● Records from a collection:
— BEGIN —
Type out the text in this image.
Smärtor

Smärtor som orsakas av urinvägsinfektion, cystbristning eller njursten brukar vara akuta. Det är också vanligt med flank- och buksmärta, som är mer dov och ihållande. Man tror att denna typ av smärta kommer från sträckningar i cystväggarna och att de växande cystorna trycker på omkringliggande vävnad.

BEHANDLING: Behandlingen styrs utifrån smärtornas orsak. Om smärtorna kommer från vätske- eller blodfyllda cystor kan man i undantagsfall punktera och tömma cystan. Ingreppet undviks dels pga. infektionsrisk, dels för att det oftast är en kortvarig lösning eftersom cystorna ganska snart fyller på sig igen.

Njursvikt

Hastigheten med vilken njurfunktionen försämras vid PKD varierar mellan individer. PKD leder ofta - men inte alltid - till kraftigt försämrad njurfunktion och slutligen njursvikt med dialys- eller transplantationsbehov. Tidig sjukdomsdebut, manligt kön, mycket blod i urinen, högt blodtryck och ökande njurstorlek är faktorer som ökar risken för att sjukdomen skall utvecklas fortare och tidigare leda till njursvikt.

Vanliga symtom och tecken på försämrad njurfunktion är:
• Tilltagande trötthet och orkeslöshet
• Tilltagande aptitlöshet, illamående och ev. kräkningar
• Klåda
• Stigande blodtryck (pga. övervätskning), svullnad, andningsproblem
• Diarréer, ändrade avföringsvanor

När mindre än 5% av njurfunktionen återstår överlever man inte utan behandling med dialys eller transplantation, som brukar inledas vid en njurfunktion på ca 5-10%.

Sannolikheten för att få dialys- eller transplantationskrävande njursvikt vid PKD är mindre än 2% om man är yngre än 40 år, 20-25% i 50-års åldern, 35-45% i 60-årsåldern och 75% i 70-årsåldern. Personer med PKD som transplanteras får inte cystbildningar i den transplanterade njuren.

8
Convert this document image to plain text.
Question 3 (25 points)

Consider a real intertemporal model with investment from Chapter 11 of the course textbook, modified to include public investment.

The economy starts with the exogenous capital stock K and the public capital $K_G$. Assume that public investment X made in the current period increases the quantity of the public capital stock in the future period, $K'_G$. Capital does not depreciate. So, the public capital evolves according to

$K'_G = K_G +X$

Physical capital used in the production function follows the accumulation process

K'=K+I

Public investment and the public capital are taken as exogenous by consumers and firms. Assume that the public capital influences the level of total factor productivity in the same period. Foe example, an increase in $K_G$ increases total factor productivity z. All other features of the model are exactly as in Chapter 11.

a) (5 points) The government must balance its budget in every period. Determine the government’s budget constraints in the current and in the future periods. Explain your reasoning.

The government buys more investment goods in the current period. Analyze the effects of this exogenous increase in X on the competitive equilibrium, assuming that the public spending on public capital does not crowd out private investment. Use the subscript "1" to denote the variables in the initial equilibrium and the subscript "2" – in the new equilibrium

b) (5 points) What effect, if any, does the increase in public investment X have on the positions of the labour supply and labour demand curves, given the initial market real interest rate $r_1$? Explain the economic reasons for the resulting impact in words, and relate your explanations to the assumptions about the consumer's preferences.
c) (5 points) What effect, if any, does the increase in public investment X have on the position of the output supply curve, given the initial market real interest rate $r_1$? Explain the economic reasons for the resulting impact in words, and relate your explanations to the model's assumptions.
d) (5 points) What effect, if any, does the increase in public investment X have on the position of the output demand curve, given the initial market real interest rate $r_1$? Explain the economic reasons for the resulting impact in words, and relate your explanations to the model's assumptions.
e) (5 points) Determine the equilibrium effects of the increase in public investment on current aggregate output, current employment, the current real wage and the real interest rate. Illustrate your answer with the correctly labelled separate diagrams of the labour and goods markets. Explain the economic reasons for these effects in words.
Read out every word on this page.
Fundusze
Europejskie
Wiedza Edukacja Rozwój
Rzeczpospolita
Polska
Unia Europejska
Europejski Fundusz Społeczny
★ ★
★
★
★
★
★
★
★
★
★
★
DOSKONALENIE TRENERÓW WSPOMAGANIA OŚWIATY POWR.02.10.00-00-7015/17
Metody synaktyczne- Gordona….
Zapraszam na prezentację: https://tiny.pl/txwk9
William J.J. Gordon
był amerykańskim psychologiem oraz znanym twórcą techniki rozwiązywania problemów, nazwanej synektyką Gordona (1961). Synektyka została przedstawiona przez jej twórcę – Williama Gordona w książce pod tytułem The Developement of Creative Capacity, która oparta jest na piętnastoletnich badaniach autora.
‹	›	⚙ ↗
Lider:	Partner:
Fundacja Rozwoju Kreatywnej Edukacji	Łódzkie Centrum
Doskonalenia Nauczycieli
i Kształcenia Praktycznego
— END —
● THE TASK: Using the data above, copy each line that contains "image".

● FINAL RESULT:
Type out the text in this image.
Convert this document image to plain text.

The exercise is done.